[START]

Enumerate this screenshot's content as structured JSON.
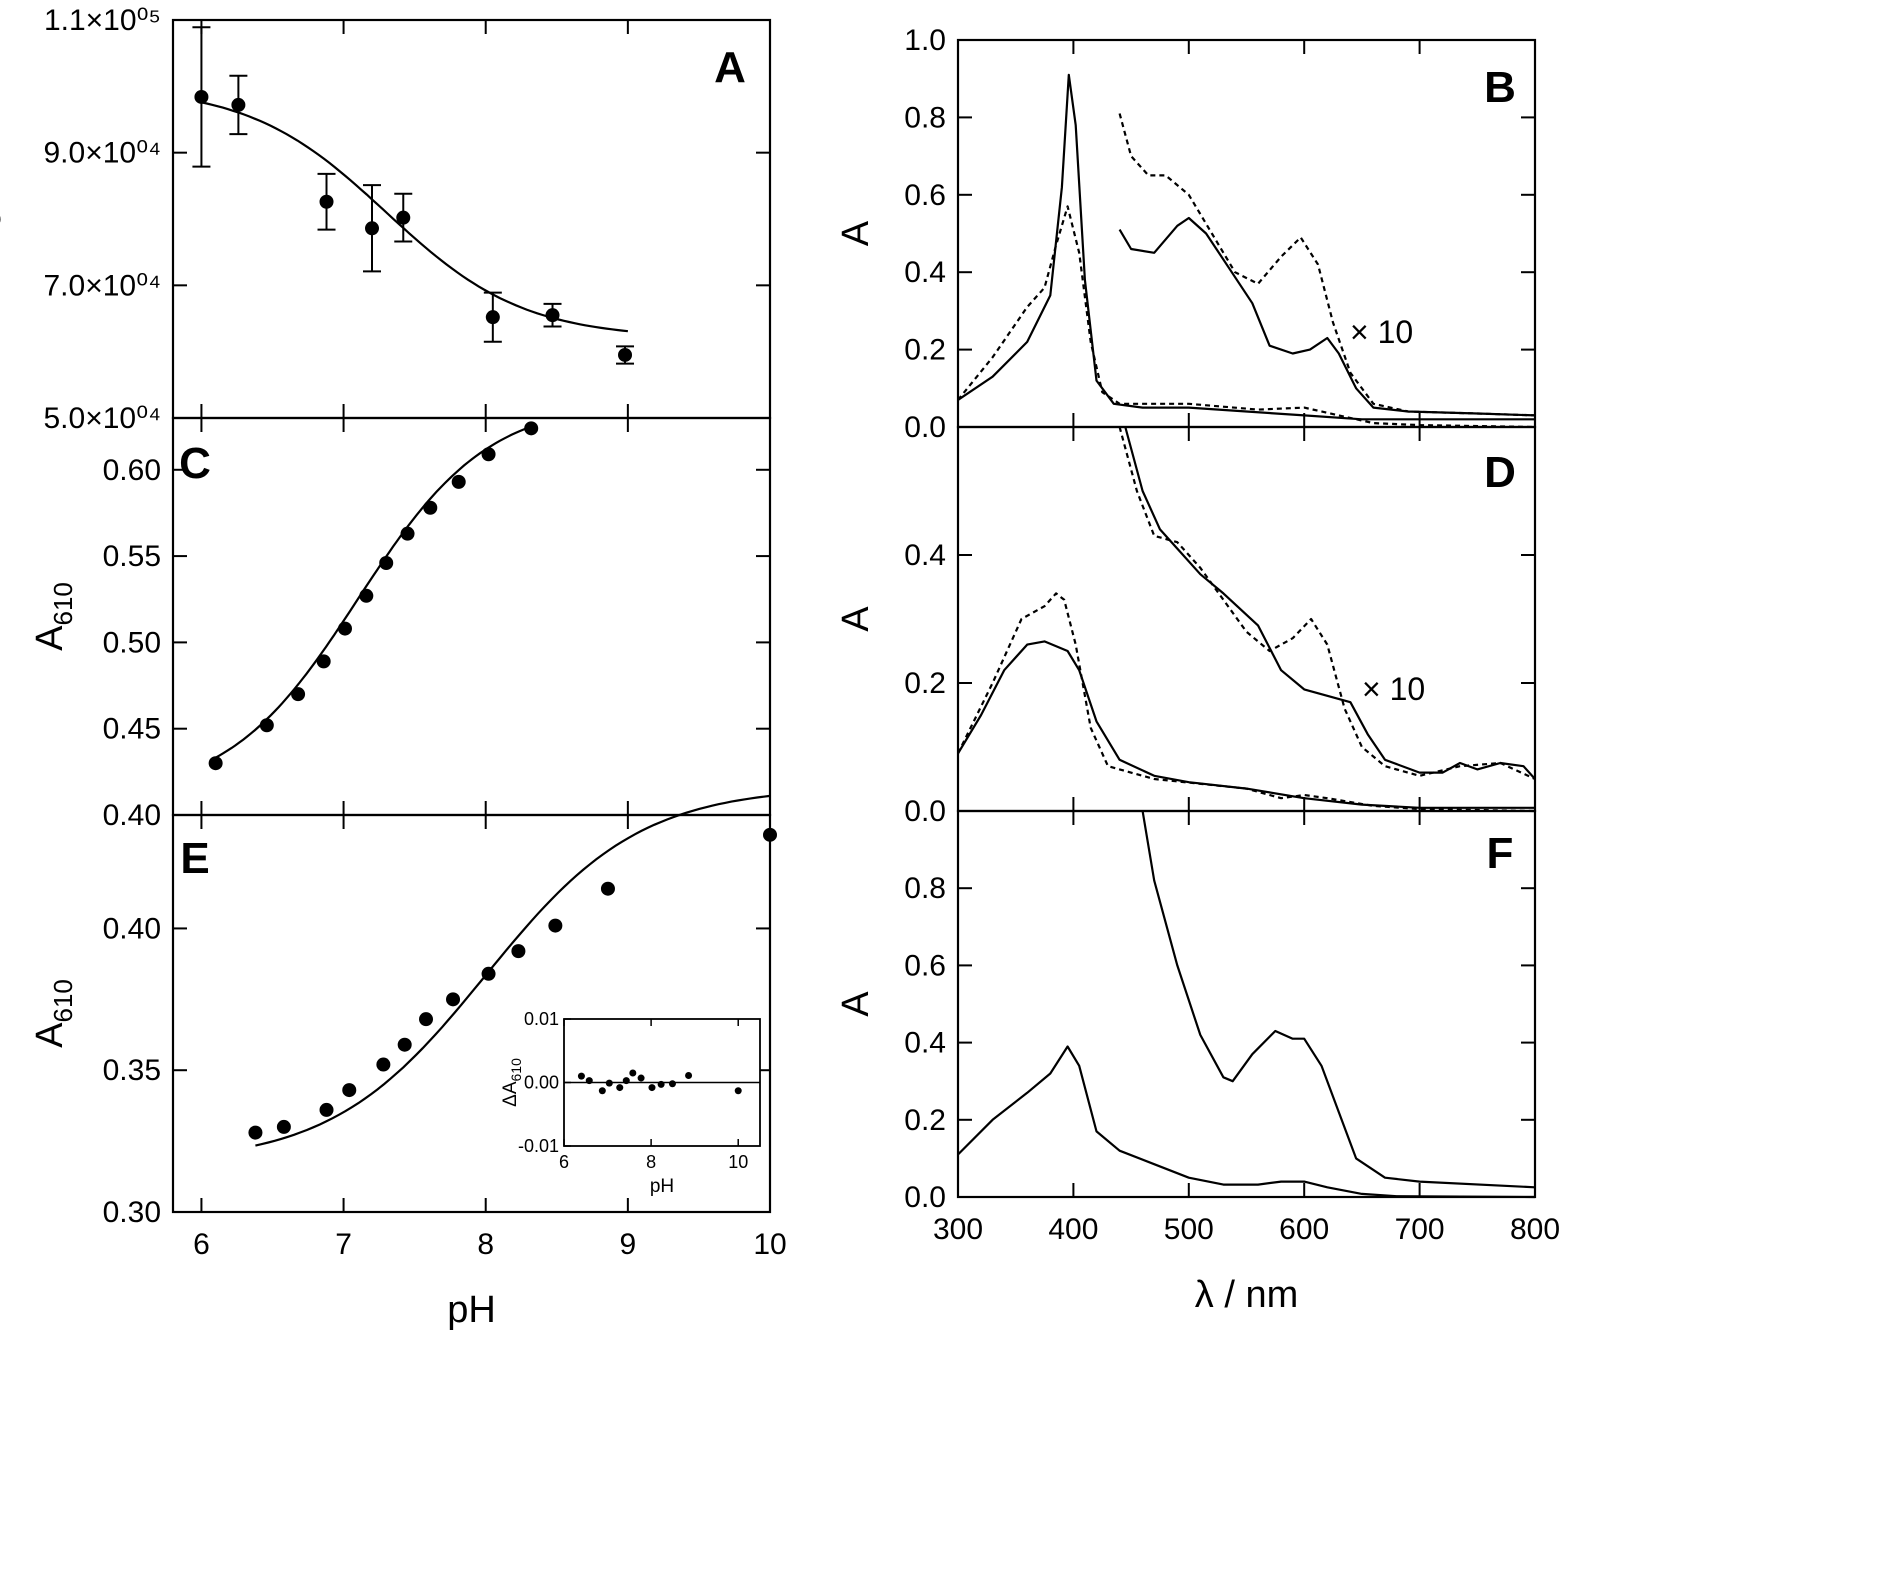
{
  "chart_data": [
    {
      "panel": "A",
      "type": "scatter",
      "xlim": [
        5.8,
        10
      ],
      "ylim": [
        50000,
        110000
      ],
      "ylabel": "ε",
      "yticks": [
        "5.0×10⁰⁴",
        "7.0×10⁰⁴",
        "9.0×10⁰⁴",
        "1.1×10⁰⁵"
      ],
      "points": [
        {
          "x": 6.0,
          "y": 98400,
          "err": 10500
        },
        {
          "x": 6.26,
          "y": 97200,
          "err": 4400
        },
        {
          "x": 6.88,
          "y": 82600,
          "err": 4200
        },
        {
          "x": 7.2,
          "y": 78600,
          "err": 6500
        },
        {
          "x": 7.42,
          "y": 80200,
          "err": 3600
        },
        {
          "x": 8.05,
          "y": 65200,
          "err": 3700
        },
        {
          "x": 8.47,
          "y": 65500,
          "err": 1700
        },
        {
          "x": 8.98,
          "y": 59500,
          "err": 1300
        }
      ],
      "fit": {
        "plateau_low": 62000,
        "plateau_high": 100000,
        "pKa": 7.3,
        "n": 0.9,
        "xrange": [
          6.0,
          9.0
        ]
      }
    },
    {
      "panel": "C",
      "type": "scatter",
      "xlim": [
        5.8,
        10
      ],
      "ylim": [
        0.4,
        0.63
      ],
      "ylabel": "A",
      "ylabel_sub": "610",
      "yticks": [
        "0.40",
        "0.45",
        "0.50",
        "0.55",
        "0.60"
      ],
      "points": [
        {
          "x": 6.1,
          "y": 0.43
        },
        {
          "x": 6.46,
          "y": 0.452
        },
        {
          "x": 6.68,
          "y": 0.47
        },
        {
          "x": 6.86,
          "y": 0.489
        },
        {
          "x": 7.01,
          "y": 0.508
        },
        {
          "x": 7.16,
          "y": 0.527
        },
        {
          "x": 7.3,
          "y": 0.546
        },
        {
          "x": 7.45,
          "y": 0.563
        },
        {
          "x": 7.61,
          "y": 0.578
        },
        {
          "x": 7.81,
          "y": 0.593
        },
        {
          "x": 8.02,
          "y": 0.609
        },
        {
          "x": 8.32,
          "y": 0.624
        }
      ],
      "fit": {
        "plateau_low": 0.41,
        "plateau_high": 0.64,
        "pKa": 7.1,
        "n": 0.95,
        "xrange": [
          6.1,
          8.32
        ]
      }
    },
    {
      "panel": "E",
      "type": "scatter",
      "xlabel": "pH",
      "xticks": [
        "6",
        "7",
        "8",
        "9",
        "10"
      ],
      "xlim": [
        5.8,
        10
      ],
      "ylim": [
        0.3,
        0.44
      ],
      "ylabel": "A",
      "ylabel_sub": "610",
      "yticks": [
        "0.30",
        "0.35",
        "0.40"
      ],
      "points": [
        {
          "x": 6.38,
          "y": 0.328
        },
        {
          "x": 6.58,
          "y": 0.33
        },
        {
          "x": 6.88,
          "y": 0.336
        },
        {
          "x": 7.04,
          "y": 0.343
        },
        {
          "x": 7.28,
          "y": 0.352
        },
        {
          "x": 7.43,
          "y": 0.359
        },
        {
          "x": 7.58,
          "y": 0.368
        },
        {
          "x": 7.77,
          "y": 0.375
        },
        {
          "x": 8.02,
          "y": 0.384
        },
        {
          "x": 8.23,
          "y": 0.392
        },
        {
          "x": 8.49,
          "y": 0.401
        },
        {
          "x": 8.86,
          "y": 0.414
        },
        {
          "x": 10.0,
          "y": 0.433
        }
      ],
      "fit": {
        "plateau_low": 0.317,
        "plateau_high": 0.45,
        "pKa": 8.0,
        "n": 0.8,
        "xrange": [
          6.38,
          10.0
        ]
      },
      "inset": {
        "type": "scatter",
        "xlabel": "pH",
        "ylabel": "ΔA",
        "ylabel_sub": "610",
        "xlim": [
          6,
          10.5
        ],
        "ylim": [
          -0.01,
          0.01
        ],
        "xticks": [
          "6",
          "8",
          "10"
        ],
        "yticks": [
          "-0.01",
          "0.00",
          "0.01"
        ],
        "points": [
          {
            "x": 6.4,
            "y": 0.001
          },
          {
            "x": 6.58,
            "y": 0.0003
          },
          {
            "x": 6.88,
            "y": -0.0013
          },
          {
            "x": 7.04,
            "y": -0.0001
          },
          {
            "x": 7.28,
            "y": -0.0008
          },
          {
            "x": 7.43,
            "y": 0.0003
          },
          {
            "x": 7.58,
            "y": 0.0015
          },
          {
            "x": 7.77,
            "y": 0.0007
          },
          {
            "x": 8.02,
            "y": -0.0008
          },
          {
            "x": 8.23,
            "y": -0.0003
          },
          {
            "x": 8.49,
            "y": -0.0002
          },
          {
            "x": 8.86,
            "y": 0.0011
          },
          {
            "x": 10.0,
            "y": -0.0013
          }
        ]
      }
    },
    {
      "panel": "B",
      "type": "line",
      "xlim": [
        300,
        800
      ],
      "ylim": [
        0,
        1.0
      ],
      "ylabel": "A",
      "yticks": [
        "0.0",
        "0.2",
        "0.4",
        "0.6",
        "0.8",
        "1.0"
      ],
      "annotation": "× 10",
      "series": [
        {
          "style": "solid",
          "points": [
            [
              300,
              0.07
            ],
            [
              330,
              0.13
            ],
            [
              360,
              0.22
            ],
            [
              380,
              0.34
            ],
            [
              390,
              0.62
            ],
            [
              396,
              0.91
            ],
            [
              402,
              0.78
            ],
            [
              410,
              0.38
            ],
            [
              420,
              0.12
            ],
            [
              435,
              0.06
            ],
            [
              460,
              0.05
            ],
            [
              500,
              0.05
            ],
            [
              550,
              0.04
            ],
            [
              600,
              0.03
            ],
            [
              650,
              0.02
            ],
            [
              700,
              0.02
            ],
            [
              800,
              0.02
            ]
          ]
        },
        {
          "style": "dashed",
          "points": [
            [
              300,
              0.07
            ],
            [
              330,
              0.18
            ],
            [
              360,
              0.31
            ],
            [
              375,
              0.36
            ],
            [
              385,
              0.47
            ],
            [
              395,
              0.57
            ],
            [
              405,
              0.45
            ],
            [
              415,
              0.22
            ],
            [
              425,
              0.09
            ],
            [
              440,
              0.06
            ],
            [
              500,
              0.06
            ],
            [
              560,
              0.045
            ],
            [
              600,
              0.05
            ],
            [
              630,
              0.03
            ],
            [
              660,
              0.01
            ],
            [
              700,
              0.005
            ],
            [
              800,
              0.0
            ]
          ]
        },
        {
          "style": "solid",
          "scaled": "×10",
          "points": [
            [
              440,
              0.51
            ],
            [
              450,
              0.46
            ],
            [
              470,
              0.45
            ],
            [
              490,
              0.52
            ],
            [
              500,
              0.54
            ],
            [
              515,
              0.5
            ],
            [
              535,
              0.41
            ],
            [
              555,
              0.32
            ],
            [
              570,
              0.21
            ],
            [
              590,
              0.19
            ],
            [
              605,
              0.2
            ],
            [
              620,
              0.23
            ],
            [
              630,
              0.19
            ],
            [
              645,
              0.1
            ],
            [
              660,
              0.05
            ],
            [
              690,
              0.04
            ],
            [
              750,
              0.035
            ],
            [
              800,
              0.03
            ]
          ]
        },
        {
          "style": "dashed",
          "scaled": "×10",
          "points": [
            [
              440,
              0.81
            ],
            [
              450,
              0.7
            ],
            [
              465,
              0.65
            ],
            [
              480,
              0.65
            ],
            [
              500,
              0.6
            ],
            [
              520,
              0.5
            ],
            [
              540,
              0.4
            ],
            [
              560,
              0.37
            ],
            [
              580,
              0.44
            ],
            [
              597,
              0.49
            ],
            [
              612,
              0.42
            ],
            [
              625,
              0.27
            ],
            [
              640,
              0.14
            ],
            [
              660,
              0.06
            ],
            [
              690,
              0.04
            ],
            [
              750,
              0.035
            ],
            [
              800,
              0.03
            ]
          ]
        }
      ]
    },
    {
      "panel": "D",
      "type": "line",
      "xlim": [
        300,
        800
      ],
      "ylim": [
        0,
        0.6
      ],
      "ylabel": "A",
      "yticks": [
        "0.0",
        "0.2",
        "0.4"
      ],
      "annotation": "× 10",
      "series": [
        {
          "style": "solid",
          "points": [
            [
              300,
              0.09
            ],
            [
              320,
              0.15
            ],
            [
              340,
              0.22
            ],
            [
              360,
              0.26
            ],
            [
              375,
              0.265
            ],
            [
              395,
              0.25
            ],
            [
              405,
              0.22
            ],
            [
              420,
              0.14
            ],
            [
              440,
              0.08
            ],
            [
              470,
              0.055
            ],
            [
              500,
              0.045
            ],
            [
              550,
              0.035
            ],
            [
              600,
              0.02
            ],
            [
              650,
              0.01
            ],
            [
              700,
              0.005
            ],
            [
              800,
              0.005
            ]
          ]
        },
        {
          "style": "dashed",
          "points": [
            [
              300,
              0.09
            ],
            [
              330,
              0.2
            ],
            [
              355,
              0.3
            ],
            [
              375,
              0.32
            ],
            [
              385,
              0.34
            ],
            [
              392,
              0.33
            ],
            [
              402,
              0.26
            ],
            [
              415,
              0.13
            ],
            [
              430,
              0.07
            ],
            [
              470,
              0.05
            ],
            [
              550,
              0.035
            ],
            [
              580,
              0.02
            ],
            [
              600,
              0.025
            ],
            [
              620,
              0.02
            ],
            [
              660,
              0.008
            ],
            [
              700,
              0.003
            ],
            [
              800,
              0.0
            ]
          ]
        },
        {
          "style": "solid",
          "scaled": "×10",
          "points": [
            [
              445,
              0.6
            ],
            [
              460,
              0.5
            ],
            [
              475,
              0.44
            ],
            [
              490,
              0.41
            ],
            [
              510,
              0.37
            ],
            [
              530,
              0.34
            ],
            [
              560,
              0.29
            ],
            [
              580,
              0.22
            ],
            [
              600,
              0.19
            ],
            [
              620,
              0.18
            ],
            [
              640,
              0.17
            ],
            [
              655,
              0.12
            ],
            [
              670,
              0.08
            ],
            [
              700,
              0.06
            ],
            [
              720,
              0.06
            ],
            [
              735,
              0.075
            ],
            [
              750,
              0.065
            ],
            [
              770,
              0.075
            ],
            [
              790,
              0.07
            ],
            [
              800,
              0.05
            ]
          ]
        },
        {
          "style": "dashed",
          "scaled": "×10",
          "points": [
            [
              440,
              0.6
            ],
            [
              455,
              0.5
            ],
            [
              470,
              0.43
            ],
            [
              490,
              0.42
            ],
            [
              510,
              0.38
            ],
            [
              530,
              0.33
            ],
            [
              550,
              0.28
            ],
            [
              570,
              0.25
            ],
            [
              590,
              0.27
            ],
            [
              606,
              0.3
            ],
            [
              620,
              0.26
            ],
            [
              635,
              0.16
            ],
            [
              650,
              0.1
            ],
            [
              670,
              0.07
            ],
            [
              700,
              0.055
            ],
            [
              735,
              0.07
            ],
            [
              770,
              0.075
            ],
            [
              800,
              0.05
            ]
          ]
        }
      ]
    },
    {
      "panel": "F",
      "type": "line",
      "xlabel": "λ / nm",
      "xticks": [
        "300",
        "400",
        "500",
        "600",
        "700",
        "800"
      ],
      "xlim": [
        300,
        800
      ],
      "ylim": [
        0,
        1.0
      ],
      "ylabel": "A",
      "yticks": [
        "0.0",
        "0.2",
        "0.4",
        "0.6",
        "0.8"
      ],
      "series": [
        {
          "style": "solid",
          "points": [
            [
              300,
              0.11
            ],
            [
              330,
              0.2
            ],
            [
              360,
              0.27
            ],
            [
              380,
              0.32
            ],
            [
              395,
              0.39
            ],
            [
              405,
              0.34
            ],
            [
              420,
              0.17
            ],
            [
              440,
              0.12
            ],
            [
              470,
              0.085
            ],
            [
              500,
              0.05
            ],
            [
              530,
              0.032
            ],
            [
              560,
              0.032
            ],
            [
              580,
              0.04
            ],
            [
              600,
              0.04
            ],
            [
              620,
              0.025
            ],
            [
              650,
              0.008
            ],
            [
              680,
              0.002
            ],
            [
              800,
              0.0
            ]
          ]
        },
        {
          "style": "solid",
          "points": [
            [
              460,
              1.0
            ],
            [
              470,
              0.82
            ],
            [
              490,
              0.6
            ],
            [
              510,
              0.42
            ],
            [
              530,
              0.31
            ],
            [
              538,
              0.3
            ],
            [
              555,
              0.37
            ],
            [
              575,
              0.43
            ],
            [
              590,
              0.41
            ],
            [
              600,
              0.41
            ],
            [
              615,
              0.34
            ],
            [
              630,
              0.22
            ],
            [
              645,
              0.1
            ],
            [
              670,
              0.05
            ],
            [
              700,
              0.04
            ],
            [
              800,
              0.025
            ]
          ]
        }
      ]
    }
  ]
}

[END]

WHAT THE EXERCISE ASKS: Look through the listing above and count the lines where the string "panel" appears. Report the number only.

ANSWER BELOW: 6